◆ CHALLENGE: Go through the entries below and collect each line with the string "的对称点" in it.
(begin)
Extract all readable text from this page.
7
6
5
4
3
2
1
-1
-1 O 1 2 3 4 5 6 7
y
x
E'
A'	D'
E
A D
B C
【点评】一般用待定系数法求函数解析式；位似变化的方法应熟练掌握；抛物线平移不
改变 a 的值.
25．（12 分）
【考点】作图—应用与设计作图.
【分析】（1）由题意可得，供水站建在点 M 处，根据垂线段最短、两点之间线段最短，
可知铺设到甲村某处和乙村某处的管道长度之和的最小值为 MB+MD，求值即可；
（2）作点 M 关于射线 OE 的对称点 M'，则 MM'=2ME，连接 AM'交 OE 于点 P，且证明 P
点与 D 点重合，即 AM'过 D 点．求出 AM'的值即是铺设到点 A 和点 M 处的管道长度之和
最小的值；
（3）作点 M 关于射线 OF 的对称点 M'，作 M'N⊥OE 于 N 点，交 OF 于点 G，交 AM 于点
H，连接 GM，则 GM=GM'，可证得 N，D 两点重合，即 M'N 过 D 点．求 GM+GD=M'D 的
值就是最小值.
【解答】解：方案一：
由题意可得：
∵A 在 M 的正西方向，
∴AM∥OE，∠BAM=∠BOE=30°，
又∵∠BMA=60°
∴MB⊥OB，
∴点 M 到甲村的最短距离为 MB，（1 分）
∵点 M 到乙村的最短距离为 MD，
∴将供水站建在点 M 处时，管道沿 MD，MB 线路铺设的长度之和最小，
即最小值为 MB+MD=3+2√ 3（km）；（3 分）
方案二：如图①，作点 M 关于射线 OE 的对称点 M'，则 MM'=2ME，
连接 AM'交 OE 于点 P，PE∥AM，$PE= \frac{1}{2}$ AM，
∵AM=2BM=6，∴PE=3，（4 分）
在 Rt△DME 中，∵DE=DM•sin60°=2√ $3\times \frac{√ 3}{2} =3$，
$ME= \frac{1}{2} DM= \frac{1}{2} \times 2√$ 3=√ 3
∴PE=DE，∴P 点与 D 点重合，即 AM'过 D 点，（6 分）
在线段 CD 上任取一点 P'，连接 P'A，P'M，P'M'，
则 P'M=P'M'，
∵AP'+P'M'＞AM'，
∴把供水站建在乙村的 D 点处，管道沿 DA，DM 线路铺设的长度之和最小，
(end)
◆ RESULT OF THIS TASK:
（2）作点 M 关于射线 OE 的对称点 M'，则 MM'=2ME，连接 AM'交 OE 于点 P，且证明 P
（3）作点 M 关于射线 OF 的对称点 M'，作 M'N⊥OE 于 N 点，交 OF 于点 G，交 AM 于点
方案二：如图①，作点 M 关于射线 OE 的对称点 M'，则 MM'=2ME，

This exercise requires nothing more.